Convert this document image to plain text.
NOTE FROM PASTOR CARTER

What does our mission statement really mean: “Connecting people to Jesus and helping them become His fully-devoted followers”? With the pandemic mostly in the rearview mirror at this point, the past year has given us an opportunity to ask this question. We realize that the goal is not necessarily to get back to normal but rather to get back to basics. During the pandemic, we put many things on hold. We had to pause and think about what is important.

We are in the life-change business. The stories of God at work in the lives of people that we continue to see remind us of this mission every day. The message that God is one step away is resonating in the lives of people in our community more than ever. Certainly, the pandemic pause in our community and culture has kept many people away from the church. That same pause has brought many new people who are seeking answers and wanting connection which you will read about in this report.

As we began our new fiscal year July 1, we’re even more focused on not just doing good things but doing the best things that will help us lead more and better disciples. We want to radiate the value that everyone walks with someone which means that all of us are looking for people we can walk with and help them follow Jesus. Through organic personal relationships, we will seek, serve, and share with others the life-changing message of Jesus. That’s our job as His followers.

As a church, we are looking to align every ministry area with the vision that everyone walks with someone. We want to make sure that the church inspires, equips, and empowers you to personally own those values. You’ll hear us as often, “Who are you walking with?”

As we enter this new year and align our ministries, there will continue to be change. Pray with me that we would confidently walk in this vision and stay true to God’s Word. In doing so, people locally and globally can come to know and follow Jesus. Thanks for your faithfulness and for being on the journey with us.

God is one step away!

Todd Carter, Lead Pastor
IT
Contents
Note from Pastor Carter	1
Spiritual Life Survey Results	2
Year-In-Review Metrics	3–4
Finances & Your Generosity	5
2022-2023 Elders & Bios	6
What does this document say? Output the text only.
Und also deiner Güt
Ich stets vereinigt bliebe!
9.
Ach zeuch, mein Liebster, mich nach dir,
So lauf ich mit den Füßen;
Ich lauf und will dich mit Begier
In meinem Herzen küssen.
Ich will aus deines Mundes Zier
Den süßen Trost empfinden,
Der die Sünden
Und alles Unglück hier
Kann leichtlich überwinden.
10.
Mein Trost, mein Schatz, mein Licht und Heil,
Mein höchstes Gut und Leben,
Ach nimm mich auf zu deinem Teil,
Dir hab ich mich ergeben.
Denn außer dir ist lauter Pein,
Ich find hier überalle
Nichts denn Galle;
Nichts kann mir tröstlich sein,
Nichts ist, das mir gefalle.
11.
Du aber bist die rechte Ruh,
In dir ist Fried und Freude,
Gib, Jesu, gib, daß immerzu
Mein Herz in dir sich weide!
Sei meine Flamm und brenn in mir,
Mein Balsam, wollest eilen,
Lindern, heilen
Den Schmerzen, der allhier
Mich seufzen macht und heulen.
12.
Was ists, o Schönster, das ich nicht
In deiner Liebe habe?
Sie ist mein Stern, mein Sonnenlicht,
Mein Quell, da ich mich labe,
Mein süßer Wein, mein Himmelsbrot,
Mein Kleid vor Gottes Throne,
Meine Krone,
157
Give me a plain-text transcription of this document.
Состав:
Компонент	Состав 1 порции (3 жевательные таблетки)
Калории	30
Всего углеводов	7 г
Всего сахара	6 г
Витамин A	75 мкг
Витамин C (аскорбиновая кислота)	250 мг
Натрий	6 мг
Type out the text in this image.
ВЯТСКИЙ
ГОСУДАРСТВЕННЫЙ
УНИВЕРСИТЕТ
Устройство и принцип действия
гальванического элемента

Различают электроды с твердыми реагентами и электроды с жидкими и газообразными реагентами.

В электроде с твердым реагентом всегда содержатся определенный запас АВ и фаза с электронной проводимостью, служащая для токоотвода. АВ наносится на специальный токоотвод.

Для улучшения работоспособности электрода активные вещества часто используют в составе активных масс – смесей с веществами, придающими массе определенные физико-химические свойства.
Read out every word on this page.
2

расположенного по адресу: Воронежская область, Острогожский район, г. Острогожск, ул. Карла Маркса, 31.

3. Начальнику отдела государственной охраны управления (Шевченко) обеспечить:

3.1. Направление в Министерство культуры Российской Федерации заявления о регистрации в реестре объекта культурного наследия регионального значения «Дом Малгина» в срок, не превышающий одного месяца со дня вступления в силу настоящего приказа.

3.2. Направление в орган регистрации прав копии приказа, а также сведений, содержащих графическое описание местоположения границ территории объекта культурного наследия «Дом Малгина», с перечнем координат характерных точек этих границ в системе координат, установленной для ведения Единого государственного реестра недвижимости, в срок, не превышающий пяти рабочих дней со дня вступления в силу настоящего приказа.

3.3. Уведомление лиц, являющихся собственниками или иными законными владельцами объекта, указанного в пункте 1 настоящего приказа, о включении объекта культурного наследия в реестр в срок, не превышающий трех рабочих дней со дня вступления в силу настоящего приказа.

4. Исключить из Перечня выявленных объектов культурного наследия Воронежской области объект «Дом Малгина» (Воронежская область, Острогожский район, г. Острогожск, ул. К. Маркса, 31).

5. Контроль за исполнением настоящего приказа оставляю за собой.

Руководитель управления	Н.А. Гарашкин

### REQUIRED TASK
Where a line in the material above holds "deiner", copy that line.

### COMPLETE ANSWER
Und also deiner Güt
In deiner Liebe habe?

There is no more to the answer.